:: What you have to do ::
Select every line containing the word "pasta" from the material, and copy those lines.

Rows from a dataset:
◆ ◆ ◆ ◆

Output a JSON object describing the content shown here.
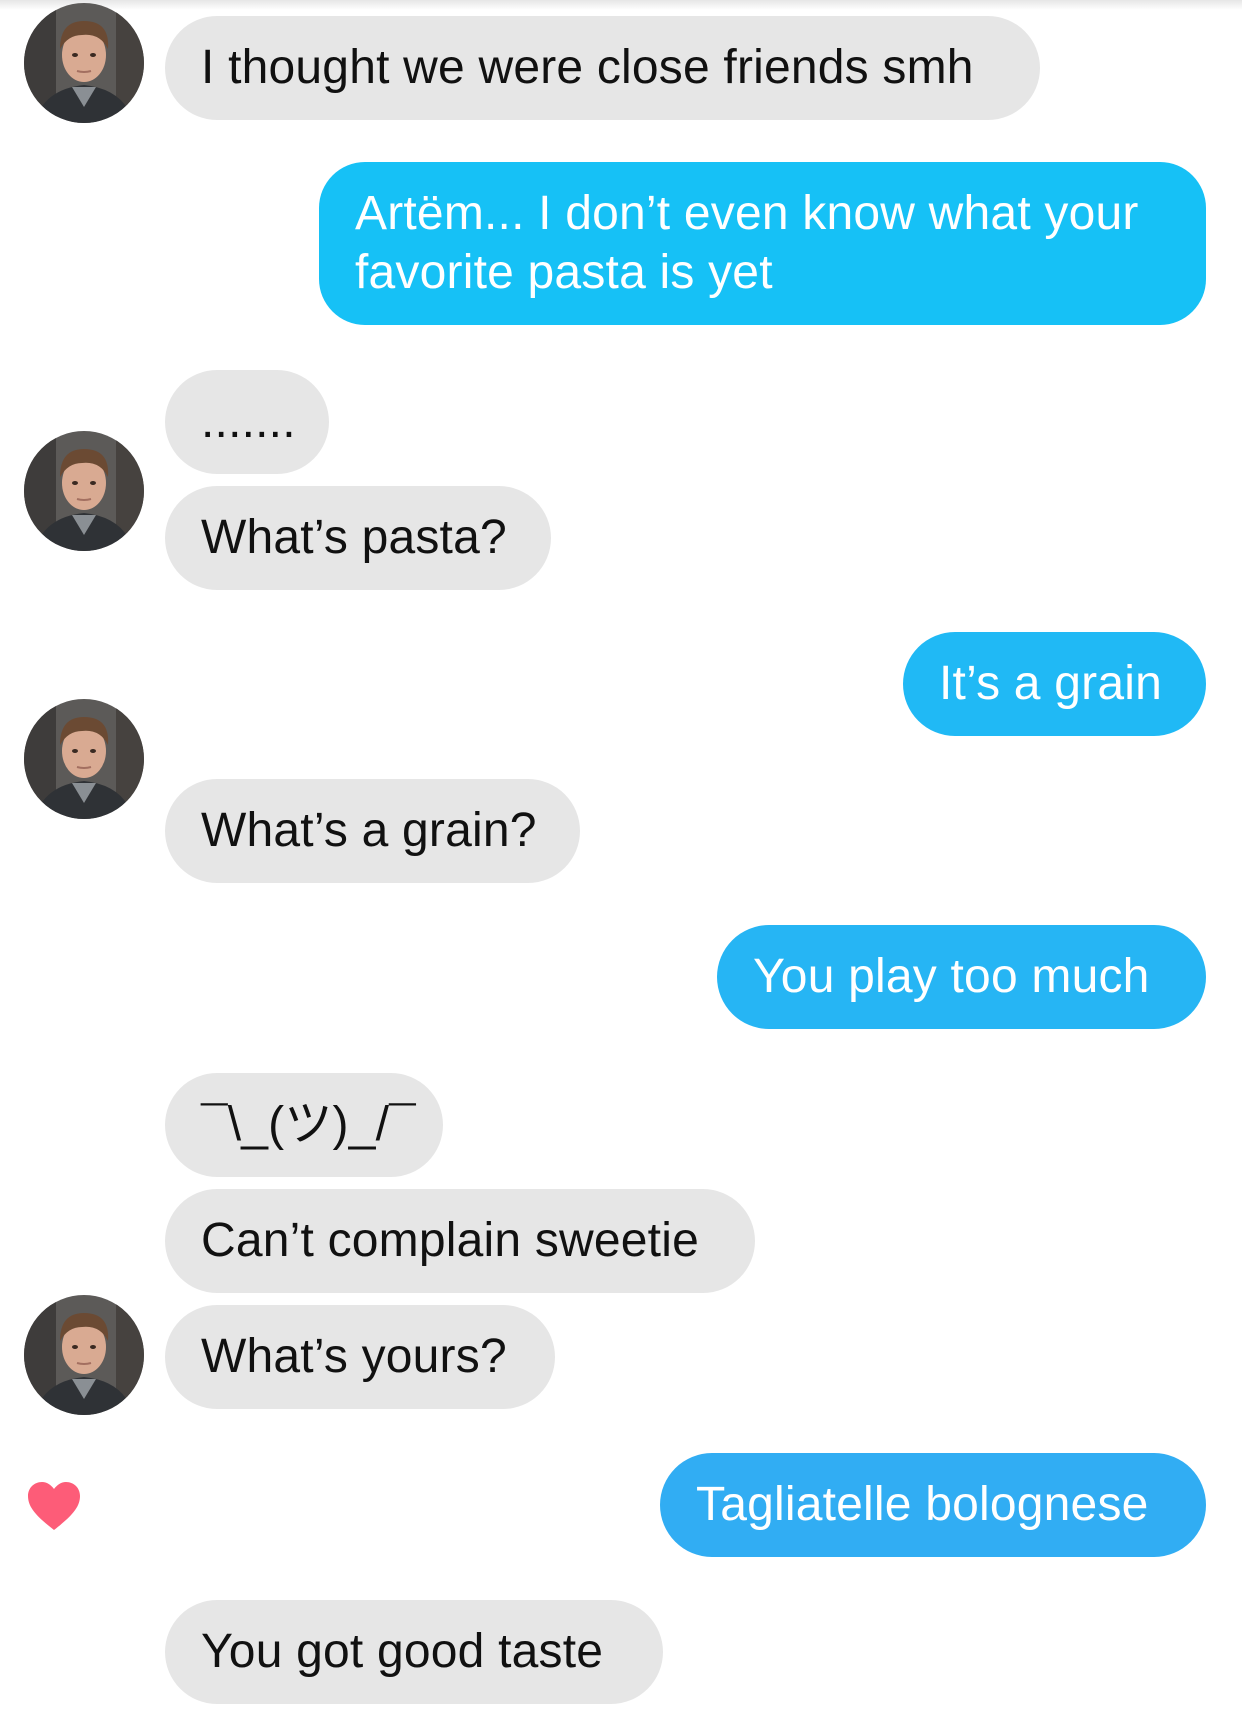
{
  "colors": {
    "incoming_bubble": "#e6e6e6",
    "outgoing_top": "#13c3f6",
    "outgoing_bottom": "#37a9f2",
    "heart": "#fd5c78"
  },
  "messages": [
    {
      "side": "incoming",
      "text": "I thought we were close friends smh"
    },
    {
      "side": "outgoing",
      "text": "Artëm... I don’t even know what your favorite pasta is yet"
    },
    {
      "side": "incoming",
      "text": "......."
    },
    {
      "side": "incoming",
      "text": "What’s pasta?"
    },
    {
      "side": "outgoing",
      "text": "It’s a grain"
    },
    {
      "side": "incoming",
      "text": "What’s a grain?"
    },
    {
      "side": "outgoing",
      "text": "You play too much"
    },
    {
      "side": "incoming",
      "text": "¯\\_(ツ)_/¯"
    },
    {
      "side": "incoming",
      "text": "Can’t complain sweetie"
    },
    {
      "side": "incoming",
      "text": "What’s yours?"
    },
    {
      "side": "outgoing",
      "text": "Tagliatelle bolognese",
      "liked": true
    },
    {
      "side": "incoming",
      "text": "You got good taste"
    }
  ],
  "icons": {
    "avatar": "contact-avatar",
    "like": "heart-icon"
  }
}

◆ ◆ ◆ ◆

:: Final result ::
      "text": "Artëm... I don’t even know what your favorite pasta is yet"
      "text": "What’s pasta?"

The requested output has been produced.